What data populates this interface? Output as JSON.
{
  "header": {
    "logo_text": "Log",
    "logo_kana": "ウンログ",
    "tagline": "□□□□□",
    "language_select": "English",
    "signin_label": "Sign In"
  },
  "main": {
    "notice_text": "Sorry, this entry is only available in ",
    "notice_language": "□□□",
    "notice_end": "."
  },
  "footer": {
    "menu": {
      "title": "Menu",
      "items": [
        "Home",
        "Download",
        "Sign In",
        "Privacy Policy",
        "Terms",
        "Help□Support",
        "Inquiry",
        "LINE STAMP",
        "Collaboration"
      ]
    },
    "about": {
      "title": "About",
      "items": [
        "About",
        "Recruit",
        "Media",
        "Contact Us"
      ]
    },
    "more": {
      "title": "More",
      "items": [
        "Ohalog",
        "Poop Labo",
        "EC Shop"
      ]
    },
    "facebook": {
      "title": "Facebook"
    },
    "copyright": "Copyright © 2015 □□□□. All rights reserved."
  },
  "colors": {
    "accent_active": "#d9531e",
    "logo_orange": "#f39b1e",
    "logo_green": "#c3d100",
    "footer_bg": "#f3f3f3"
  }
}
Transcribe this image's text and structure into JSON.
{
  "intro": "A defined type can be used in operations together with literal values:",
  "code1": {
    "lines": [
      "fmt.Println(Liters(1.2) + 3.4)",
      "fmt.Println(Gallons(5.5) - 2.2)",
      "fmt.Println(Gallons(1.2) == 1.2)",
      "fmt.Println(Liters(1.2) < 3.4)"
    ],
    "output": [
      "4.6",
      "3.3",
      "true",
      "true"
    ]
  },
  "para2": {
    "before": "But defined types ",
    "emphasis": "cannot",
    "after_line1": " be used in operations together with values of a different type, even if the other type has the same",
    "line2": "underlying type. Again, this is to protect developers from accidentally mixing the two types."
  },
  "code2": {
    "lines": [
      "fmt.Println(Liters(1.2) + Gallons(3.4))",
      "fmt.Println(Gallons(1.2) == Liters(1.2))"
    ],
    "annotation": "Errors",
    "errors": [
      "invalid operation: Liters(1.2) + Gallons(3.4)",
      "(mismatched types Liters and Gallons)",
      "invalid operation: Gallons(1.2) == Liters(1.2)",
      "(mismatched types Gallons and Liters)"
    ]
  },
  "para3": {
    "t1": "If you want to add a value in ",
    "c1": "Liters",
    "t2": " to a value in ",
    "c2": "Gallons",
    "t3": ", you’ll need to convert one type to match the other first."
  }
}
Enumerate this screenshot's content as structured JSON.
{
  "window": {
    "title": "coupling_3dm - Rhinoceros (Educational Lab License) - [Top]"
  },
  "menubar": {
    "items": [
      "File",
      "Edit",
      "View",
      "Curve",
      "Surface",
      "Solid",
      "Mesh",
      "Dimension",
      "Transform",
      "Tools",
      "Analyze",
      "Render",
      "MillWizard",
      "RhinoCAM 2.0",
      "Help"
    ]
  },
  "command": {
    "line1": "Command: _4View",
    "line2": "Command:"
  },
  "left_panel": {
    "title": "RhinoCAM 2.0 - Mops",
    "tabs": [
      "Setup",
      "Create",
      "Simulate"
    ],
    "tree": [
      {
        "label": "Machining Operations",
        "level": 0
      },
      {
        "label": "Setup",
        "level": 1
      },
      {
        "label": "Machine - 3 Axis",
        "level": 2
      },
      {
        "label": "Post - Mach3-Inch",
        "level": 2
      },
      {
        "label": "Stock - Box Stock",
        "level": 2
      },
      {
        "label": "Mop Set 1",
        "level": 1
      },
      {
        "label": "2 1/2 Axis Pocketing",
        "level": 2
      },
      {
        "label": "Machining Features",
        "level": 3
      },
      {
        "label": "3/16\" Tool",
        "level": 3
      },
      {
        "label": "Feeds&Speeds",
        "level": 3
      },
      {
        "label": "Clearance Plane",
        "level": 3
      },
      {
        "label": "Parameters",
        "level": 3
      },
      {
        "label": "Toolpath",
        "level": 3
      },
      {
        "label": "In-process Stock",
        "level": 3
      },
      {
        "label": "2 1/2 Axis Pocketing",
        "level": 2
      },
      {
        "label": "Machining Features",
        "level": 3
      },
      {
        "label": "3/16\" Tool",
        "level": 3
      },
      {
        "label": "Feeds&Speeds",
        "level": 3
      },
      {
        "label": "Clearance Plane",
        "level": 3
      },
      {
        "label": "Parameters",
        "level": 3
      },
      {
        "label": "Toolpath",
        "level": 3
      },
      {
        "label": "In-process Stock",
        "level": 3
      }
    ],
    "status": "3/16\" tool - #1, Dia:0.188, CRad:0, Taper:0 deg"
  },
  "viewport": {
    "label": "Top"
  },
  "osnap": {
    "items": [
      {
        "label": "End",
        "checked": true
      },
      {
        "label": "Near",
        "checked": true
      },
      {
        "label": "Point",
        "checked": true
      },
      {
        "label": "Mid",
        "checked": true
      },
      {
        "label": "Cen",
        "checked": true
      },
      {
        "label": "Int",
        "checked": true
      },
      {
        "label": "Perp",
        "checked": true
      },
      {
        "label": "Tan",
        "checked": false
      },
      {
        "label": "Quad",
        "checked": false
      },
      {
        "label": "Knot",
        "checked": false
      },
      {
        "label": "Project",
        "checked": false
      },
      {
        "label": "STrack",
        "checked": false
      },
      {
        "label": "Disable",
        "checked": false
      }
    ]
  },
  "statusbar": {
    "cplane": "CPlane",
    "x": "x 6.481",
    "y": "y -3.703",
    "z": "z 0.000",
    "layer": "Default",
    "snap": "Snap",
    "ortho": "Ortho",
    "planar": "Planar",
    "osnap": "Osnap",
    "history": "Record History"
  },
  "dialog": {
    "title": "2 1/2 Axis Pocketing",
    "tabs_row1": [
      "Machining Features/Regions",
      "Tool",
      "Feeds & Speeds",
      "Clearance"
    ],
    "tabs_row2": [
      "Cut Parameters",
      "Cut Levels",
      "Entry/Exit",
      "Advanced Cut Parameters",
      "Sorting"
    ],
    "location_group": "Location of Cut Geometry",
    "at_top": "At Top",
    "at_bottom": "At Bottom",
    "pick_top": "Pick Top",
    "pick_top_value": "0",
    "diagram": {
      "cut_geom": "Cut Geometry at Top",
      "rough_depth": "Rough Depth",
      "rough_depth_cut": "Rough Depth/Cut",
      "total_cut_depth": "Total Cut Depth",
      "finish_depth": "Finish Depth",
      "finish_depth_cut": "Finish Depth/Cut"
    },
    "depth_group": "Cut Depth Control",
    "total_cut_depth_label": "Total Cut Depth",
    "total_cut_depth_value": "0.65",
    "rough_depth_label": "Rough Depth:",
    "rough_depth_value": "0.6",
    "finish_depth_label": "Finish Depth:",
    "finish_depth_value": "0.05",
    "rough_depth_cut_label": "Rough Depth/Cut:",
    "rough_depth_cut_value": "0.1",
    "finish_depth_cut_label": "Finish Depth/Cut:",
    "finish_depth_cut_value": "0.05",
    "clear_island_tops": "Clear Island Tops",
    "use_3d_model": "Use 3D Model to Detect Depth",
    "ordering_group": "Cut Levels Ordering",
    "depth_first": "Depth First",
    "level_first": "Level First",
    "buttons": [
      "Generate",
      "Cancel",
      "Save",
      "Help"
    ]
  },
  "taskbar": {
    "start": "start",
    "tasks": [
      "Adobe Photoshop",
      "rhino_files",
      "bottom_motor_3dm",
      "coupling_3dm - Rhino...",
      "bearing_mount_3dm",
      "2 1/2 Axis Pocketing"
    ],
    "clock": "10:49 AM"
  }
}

━━━

_WORK INSTRUCTIONS_
Go through the listing and print each line exactly as it appears.

_COMPLETE OUTPUT_
What data populates this interface? Output as JSON.
{
  "header": {
    "logo_text": "Log",
    "logo_kana": "ウンログ",
    "tagline": "□□□□□",
    "language_select": "English",
    "signin_label": "Sign In"
  },
  "main": {
    "notice_text": "Sorry, this entry is only available in ",
    "notice_language": "□□□",
    "notice_end": "."
  },
  "footer": {
    "menu": {
      "title": "Menu",
      "items": [
        "Home",
        "Download",
        "Sign In",
        "Privacy Policy",
        "Terms",
        "Help□Support",
        "Inquiry",
        "LINE STAMP",
        "Collaboration"
      ]
    },
    "about": {
      "title": "About",
      "items": [
        "About",
        "Recruit",
        "Media",
        "Contact Us"
      ]
    },
    "more": {
      "title": "More",
      "items": [
        "Ohalog",
        "Poop Labo",
        "EC Shop"
      ]
    },
    "facebook": {
      "title": "Facebook"
    },
    "copyright": "Copyright © 2015 □□□□. All rights reserved."
  },
  "colors": {
    "accent_active": "#d9531e",
    "logo_orange": "#f39b1e",
    "logo_green": "#c3d100",
    "footer_bg": "#f3f3f3"
  }
}
Transcribe this image's text and structure into JSON.
{
  "intro": "A defined type can be used in operations together with literal values:",
  "code1": {
    "lines": [
      "fmt.Println(Liters(1.2) + 3.4)",
      "fmt.Println(Gallons(5.5) - 2.2)",
      "fmt.Println(Gallons(1.2) == 1.2)",
      "fmt.Println(Liters(1.2) < 3.4)"
    ],
    "output": [
      "4.6",
      "3.3",
      "true",
      "true"
    ]
  },
  "para2": {
    "before": "But defined types ",
    "emphasis": "cannot",
    "after_line1": " be used in operations together with values of a different type, even if the other type has the same",
    "line2": "underlying type. Again, this is to protect developers from accidentally mixing the two types."
  },
  "code2": {
    "lines": [
      "fmt.Println(Liters(1.2) + Gallons(3.4))",
      "fmt.Println(Gallons(1.2) == Liters(1.2))"
    ],
    "annotation": "Errors",
    "errors": [
      "invalid operation: Liters(1.2) + Gallons(3.4)",
      "(mismatched types Liters and Gallons)",
      "invalid operation: Gallons(1.2) == Liters(1.2)",
      "(mismatched types Gallons and Liters)"
    ]
  },
  "para3": {
    "t1": "If you want to add a value in ",
    "c1": "Liters",
    "t2": " to a value in ",
    "c2": "Gallons",
    "t3": ", you’ll need to convert one type to match the other first."
  }
}
Enumerate this screenshot's content as structured JSON.
{
  "window": {
    "title": "coupling_3dm - Rhinoceros (Educational Lab License) - [Top]"
  },
  "menubar": {
    "items": [
      "File",
      "Edit",
      "View",
      "Curve",
      "Surface",
      "Solid",
      "Mesh",
      "Dimension",
      "Transform",
      "Tools",
      "Analyze",
      "Render",
      "MillWizard",
      "RhinoCAM 2.0",
      "Help"
    ]
  },
  "command": {
    "line1": "Command: _4View",
    "line2": "Command:"
  },
  "left_panel": {
    "title": "RhinoCAM 2.0 - Mops",
    "tabs": [
      "Setup",
      "Create",
      "Simulate"
    ],
    "tree": [
      {
        "label": "Machining Operations",
        "level": 0
      },
      {
        "label": "Setup",
        "level": 1
      },
      {
        "label": "Machine - 3 Axis",
        "level": 2
      },
      {
        "label": "Post - Mach3-Inch",
        "level": 2
      },
      {
        "label": "Stock - Box Stock",
        "level": 2
      },
      {
        "label": "Mop Set 1",
        "level": 1
      },
      {
        "label": "2 1/2 Axis Pocketing",
        "level": 2
      },
      {
        "label": "Machining Features",
        "level": 3
      },
      {
        "label": "3/16\" Tool",
        "level": 3
      },
      {
        "label": "Feeds&Speeds",
        "level": 3
      },
      {
        "label": "Clearance Plane",
        "level": 3
      },
      {
        "label": "Parameters",
        "level": 3
      },
      {
        "label": "Toolpath",
        "level": 3
      },
      {
        "label": "In-process Stock",
        "level": 3
      },
      {
        "label": "2 1/2 Axis Pocketing",
        "level": 2
      },
      {
        "label": "Machining Features",
        "level": 3
      },
      {
        "label": "3/16\" Tool",
        "level": 3
      },
      {
        "label": "Feeds&Speeds",
        "level": 3
      },
      {
        "label": "Clearance Plane",
        "level": 3
      },
      {
        "label": "Parameters",
        "level": 3
      },
      {
        "label": "Toolpath",
        "level": 3
      },
      {
        "label": "In-process Stock",
        "level": 3
      }
    ],
    "status": "3/16\" tool - #1, Dia:0.188, CRad:0, Taper:0 deg"
  },
  "viewport": {
    "label": "Top"
  },
  "osnap": {
    "items": [
      {
        "label": "End",
        "checked": true
      },
      {
        "label": "Near",
        "checked": true
      },
      {
        "label": "Point",
        "checked": true
      },
      {
        "label": "Mid",
        "checked": true
      },
      {
        "label": "Cen",
        "checked": true
      },
      {
        "label": "Int",
        "checked": true
      },
      {
        "label": "Perp",
        "checked": true
      },
      {
        "label": "Tan",
        "checked": false
      },
      {
        "label": "Quad",
        "checked": false
      },
      {
        "label": "Knot",
        "checked": false
      },
      {
        "label": "Project",
        "checked": false
      },
      {
        "label": "STrack",
        "checked": false
      },
      {
        "label": "Disable",
        "checked": false
      }
    ]
  },
  "statusbar": {
    "cplane": "CPlane",
    "x": "x 6.481",
    "y": "y -3.703",
    "z": "z 0.000",
    "layer": "Default",
    "snap": "Snap",
    "ortho": "Ortho",
    "planar": "Planar",
    "osnap": "Osnap",
    "history": "Record History"
  },
  "dialog": {
    "title": "2 1/2 Axis Pocketing",
    "tabs_row1": [
      "Machining Features/Regions",
      "Tool",
      "Feeds & Speeds",
      "Clearance"
    ],
    "tabs_row2": [
      "Cut Parameters",
      "Cut Levels",
      "Entry/Exit",
      "Advanced Cut Parameters",
      "Sorting"
    ],
    "location_group": "Location of Cut Geometry",
    "at_top": "At Top",
    "at_bottom": "At Bottom",
    "pick_top": "Pick Top",
    "pick_top_value": "0",
    "diagram": {
      "cut_geom": "Cut Geometry at Top",
      "rough_depth": "Rough Depth",
      "rough_depth_cut": "Rough Depth/Cut",
      "total_cut_depth": "Total Cut Depth",
      "finish_depth": "Finish Depth",
      "finish_depth_cut": "Finish Depth/Cut"
    },
    "depth_group": "Cut Depth Control",
    "total_cut_depth_label": "Total Cut Depth",
    "total_cut_depth_value": "0.65",
    "rough_depth_label": "Rough Depth:",
    "rough_depth_value": "0.6",
    "finish_depth_label": "Finish Depth:",
    "finish_depth_value": "0.05",
    "rough_depth_cut_label": "Rough Depth/Cut:",
    "rough_depth_cut_value": "0.1",
    "finish_depth_cut_label": "Finish Depth/Cut:",
    "finish_depth_cut_value": "0.05",
    "clear_island_tops": "Clear Island Tops",
    "use_3d_model": "Use 3D Model to Detect Depth",
    "ordering_group": "Cut Levels Ordering",
    "depth_first": "Depth First",
    "level_first": "Level First",
    "buttons": [
      "Generate",
      "Cancel",
      "Save",
      "Help"
    ]
  },
  "taskbar": {
    "start": "start",
    "tasks": [
      "Adobe Photoshop",
      "rhino_files",
      "bottom_motor_3dm",
      "coupling_3dm - Rhino...",
      "bearing_mount_3dm",
      "2 1/2 Axis Pocketing"
    ],
    "clock": "10:49 AM"
  }
}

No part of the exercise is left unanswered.